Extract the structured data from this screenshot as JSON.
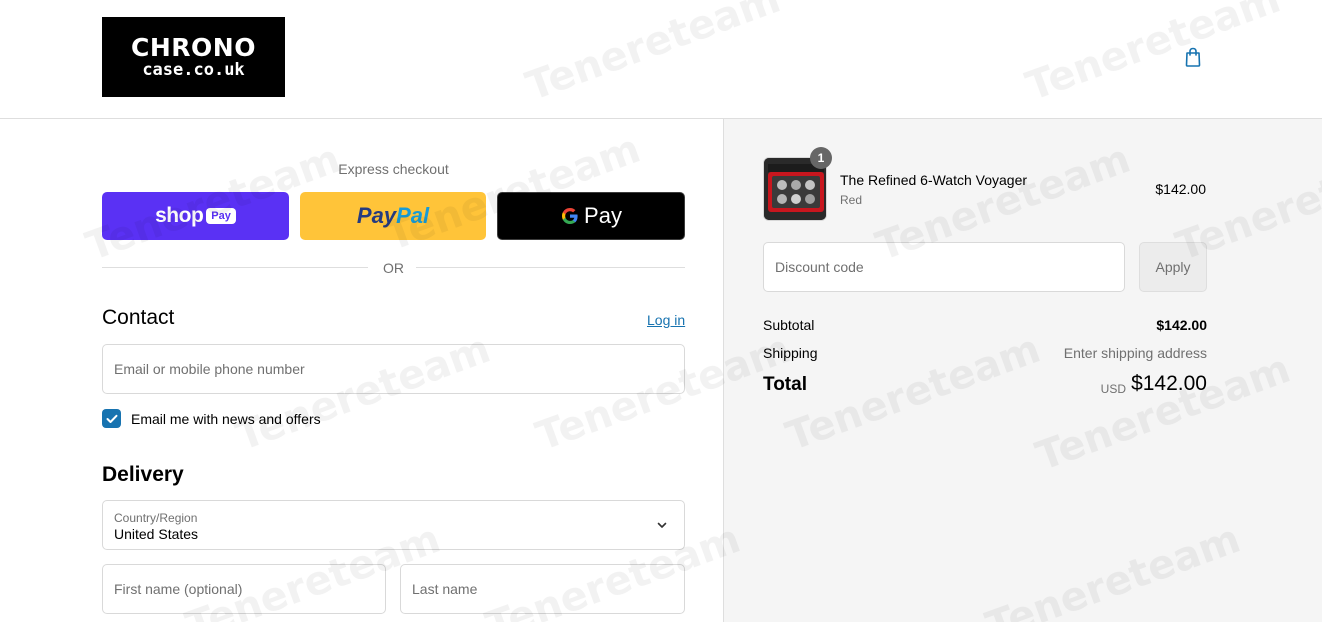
{
  "brand": {
    "logo_line1": "CHRONO",
    "logo_line2": "case.co.uk"
  },
  "header": {
    "cart_icon": "shopping-bag-icon",
    "accent_color": "#1773b0"
  },
  "express_checkout": {
    "label": "Express checkout",
    "shop_pay": {
      "word": "shop",
      "pill": "Pay",
      "color": "#5a31f4"
    },
    "paypal": {
      "part1": "Pay",
      "part2": "Pal",
      "color": "#ffc439"
    },
    "gpay": {
      "g": "G",
      "label": "Pay",
      "color": "#000000"
    },
    "divider_text": "OR"
  },
  "contact": {
    "heading": "Contact",
    "login_link": "Log in",
    "email_placeholder": "Email or mobile phone number",
    "newsletter_label": "Email me with news and offers",
    "newsletter_checked": true
  },
  "delivery": {
    "heading": "Delivery",
    "country_label": "Country/Region",
    "country_value": "United States",
    "first_name_placeholder": "First name (optional)",
    "last_name_placeholder": "Last name"
  },
  "order_summary": {
    "item": {
      "name": "The Refined 6-Watch Voyager",
      "variant": "Red",
      "price": "$142.00",
      "quantity": "1"
    },
    "discount_placeholder": "Discount code",
    "apply_label": "Apply",
    "subtotal_label": "Subtotal",
    "subtotal_value": "$142.00",
    "shipping_label": "Shipping",
    "shipping_value": "Enter shipping address",
    "total_label": "Total",
    "total_currency": "USD",
    "total_value": "$142.00"
  },
  "watermark": "Tenereteam"
}
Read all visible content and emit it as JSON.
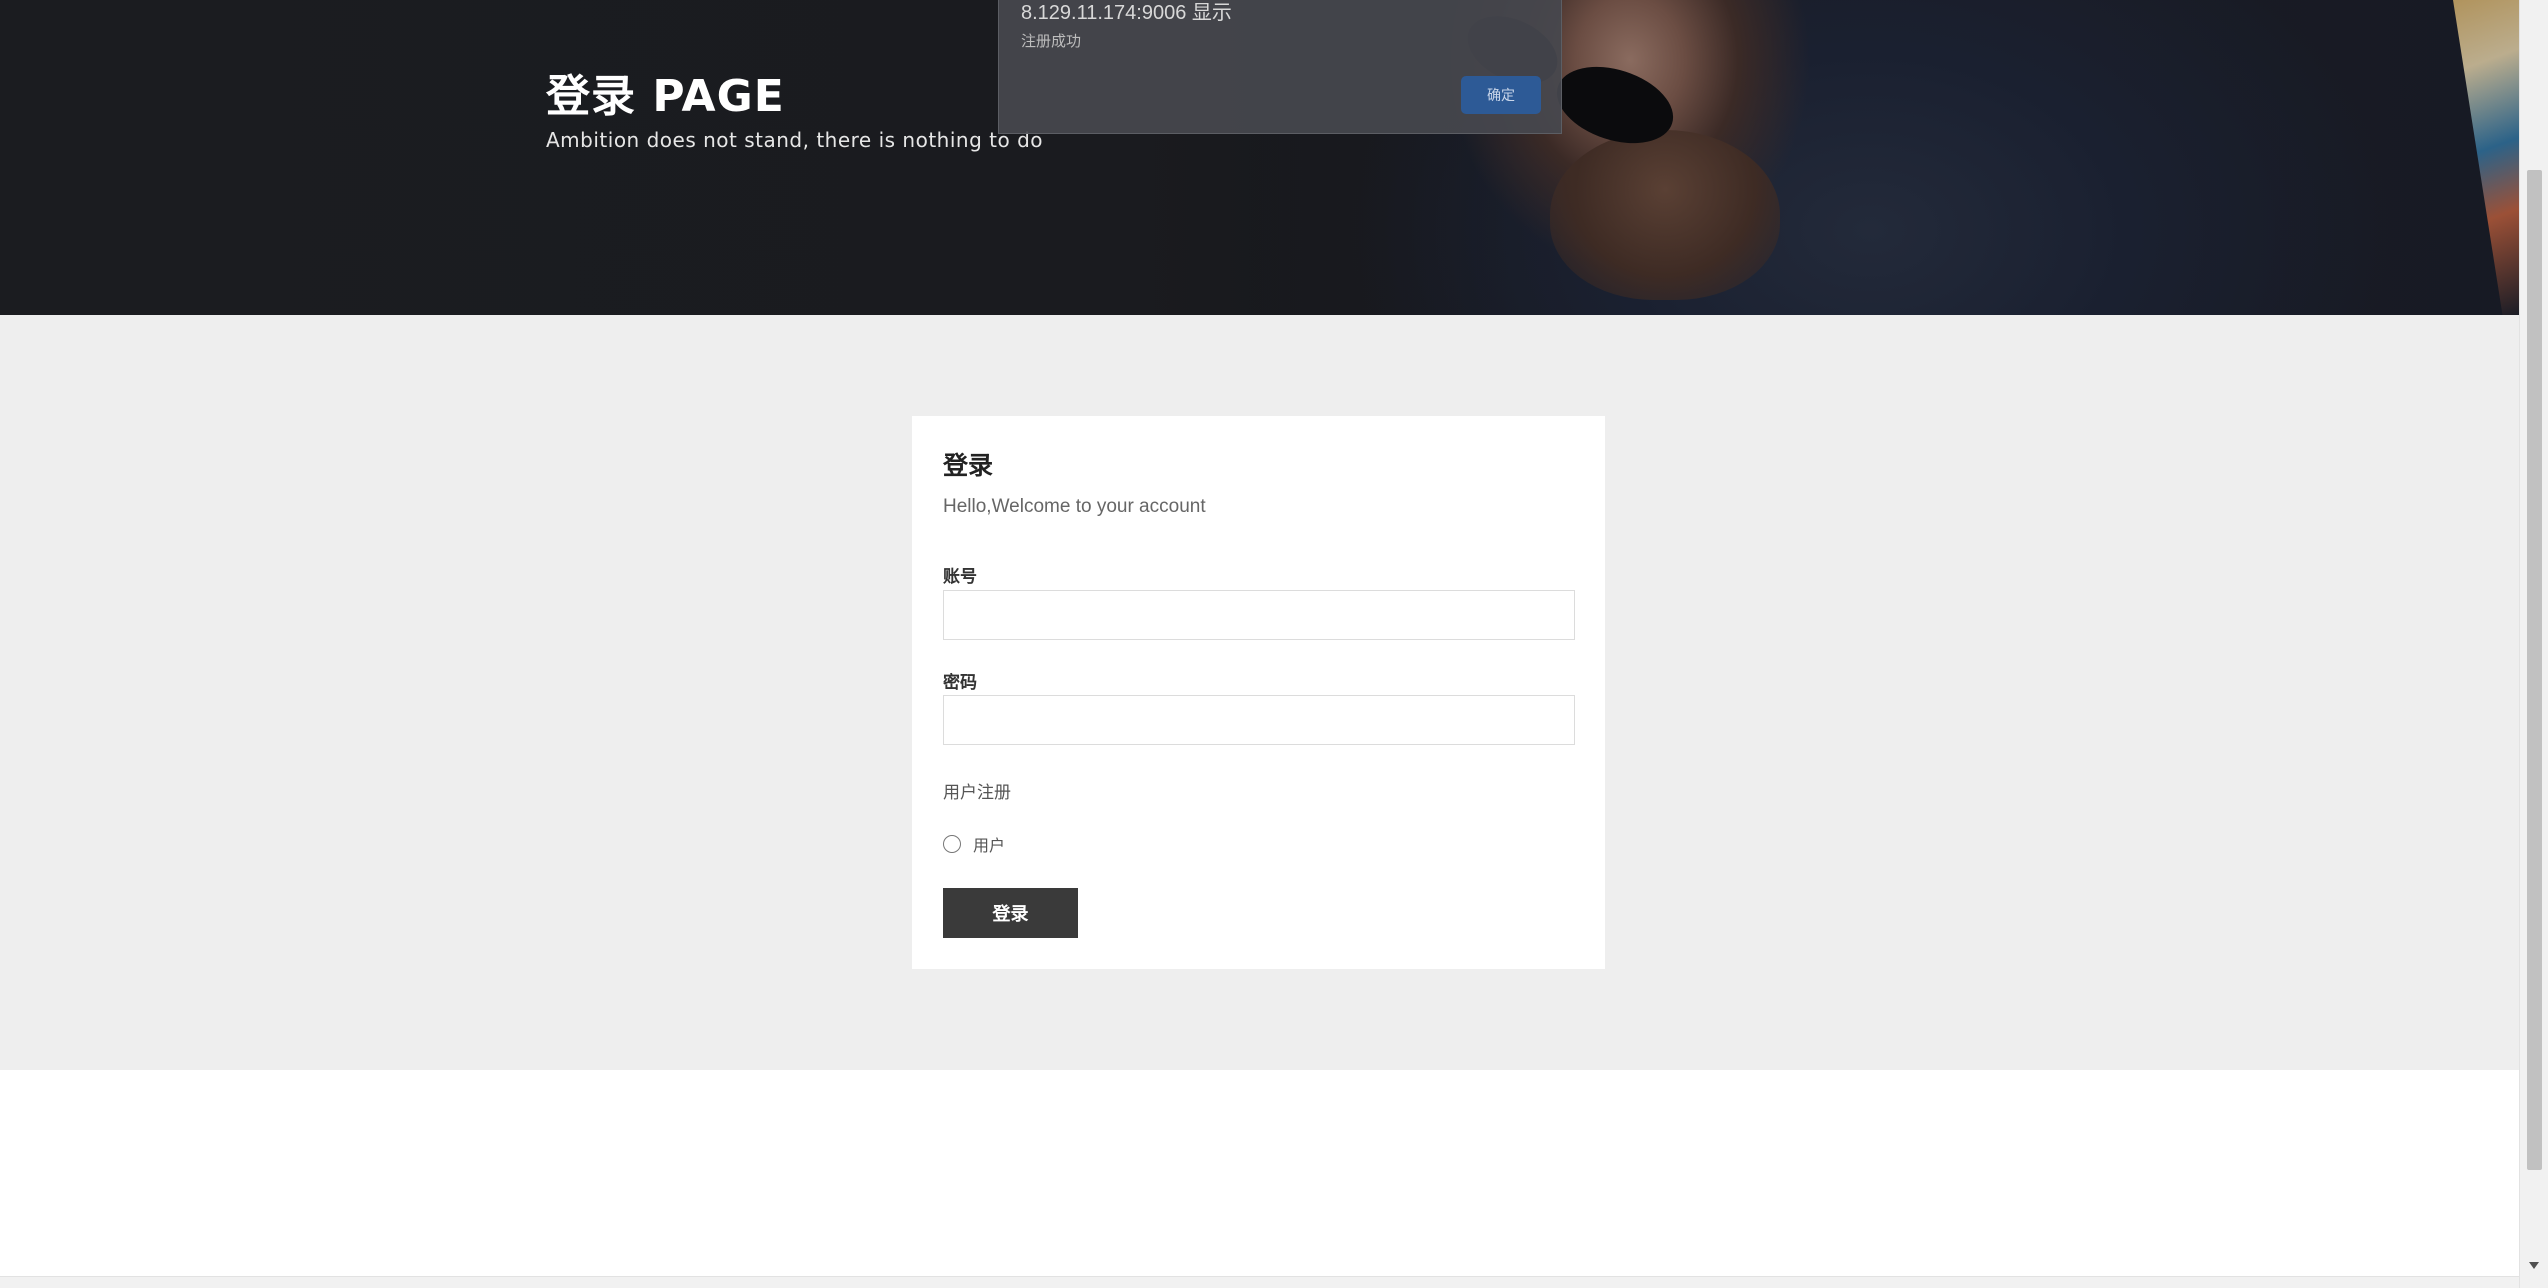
{
  "hero": {
    "title": "登录 PAGE",
    "subtitle": "Ambition does not stand, there is nothing to do"
  },
  "alert_dialog": {
    "origin": "8.129.11.174:9006 显示",
    "message": "注册成功",
    "ok_label": "确定"
  },
  "login_card": {
    "title": "登录",
    "subtitle": "Hello,Welcome to your account",
    "account_label": "账号",
    "account_value": "",
    "password_label": "密码",
    "password_value": "",
    "role_section_label": "用户注册",
    "role_option_label": "用户",
    "role_option_selected": false,
    "submit_label": "登录"
  },
  "colors": {
    "hero_bg": "#1b1c20",
    "page_bg": "#eeeeee",
    "card_bg": "#ffffff",
    "button_bg": "#3a3a3a",
    "dialog_button": "#2d5a96"
  }
}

═══

AIM. None of the pictures should appear; repeat the records exactly otherwise.

ANSWER TO THE PROBLEM.
Extract the structured data from this screenshot as JSON.
{
  "brand": {
    "logo_line1": "CHRONO",
    "logo_line2": "case.co.uk"
  },
  "header": {
    "cart_icon": "shopping-bag-icon",
    "accent_color": "#1773b0"
  },
  "express_checkout": {
    "label": "Express checkout",
    "shop_pay": {
      "word": "shop",
      "pill": "Pay",
      "color": "#5a31f4"
    },
    "paypal": {
      "part1": "Pay",
      "part2": "Pal",
      "color": "#ffc439"
    },
    "gpay": {
      "g": "G",
      "label": "Pay",
      "color": "#000000"
    },
    "divider_text": "OR"
  },
  "contact": {
    "heading": "Contact",
    "login_link": "Log in",
    "email_placeholder": "Email or mobile phone number",
    "newsletter_label": "Email me with news and offers",
    "newsletter_checked": true
  },
  "delivery": {
    "heading": "Delivery",
    "country_label": "Country/Region",
    "country_value": "United States",
    "first_name_placeholder": "First name (optional)",
    "last_name_placeholder": "Last name"
  },
  "order_summary": {
    "item": {
      "name": "The Refined 6-Watch Voyager",
      "variant": "Red",
      "price": "$142.00",
      "quantity": "1"
    },
    "discount_placeholder": "Discount code",
    "apply_label": "Apply",
    "subtotal_label": "Subtotal",
    "subtotal_value": "$142.00",
    "shipping_label": "Shipping",
    "shipping_value": "Enter shipping address",
    "total_label": "Total",
    "total_currency": "USD",
    "total_value": "$142.00"
  },
  "watermark": "Tenereteam"
}
Read all visible content and emit it as JSON.
{
  "hero": {
    "title": "登录 PAGE",
    "subtitle": "Ambition does not stand, there is nothing to do"
  },
  "alert_dialog": {
    "origin": "8.129.11.174:9006 显示",
    "message": "注册成功",
    "ok_label": "确定"
  },
  "login_card": {
    "title": "登录",
    "subtitle": "Hello,Welcome to your account",
    "account_label": "账号",
    "account_value": "",
    "password_label": "密码",
    "password_value": "",
    "role_section_label": "用户注册",
    "role_option_label": "用户",
    "role_option_selected": false,
    "submit_label": "登录"
  },
  "colors": {
    "hero_bg": "#1b1c20",
    "page_bg": "#eeeeee",
    "card_bg": "#ffffff",
    "button_bg": "#3a3a3a",
    "dialog_button": "#2d5a96"
  }
}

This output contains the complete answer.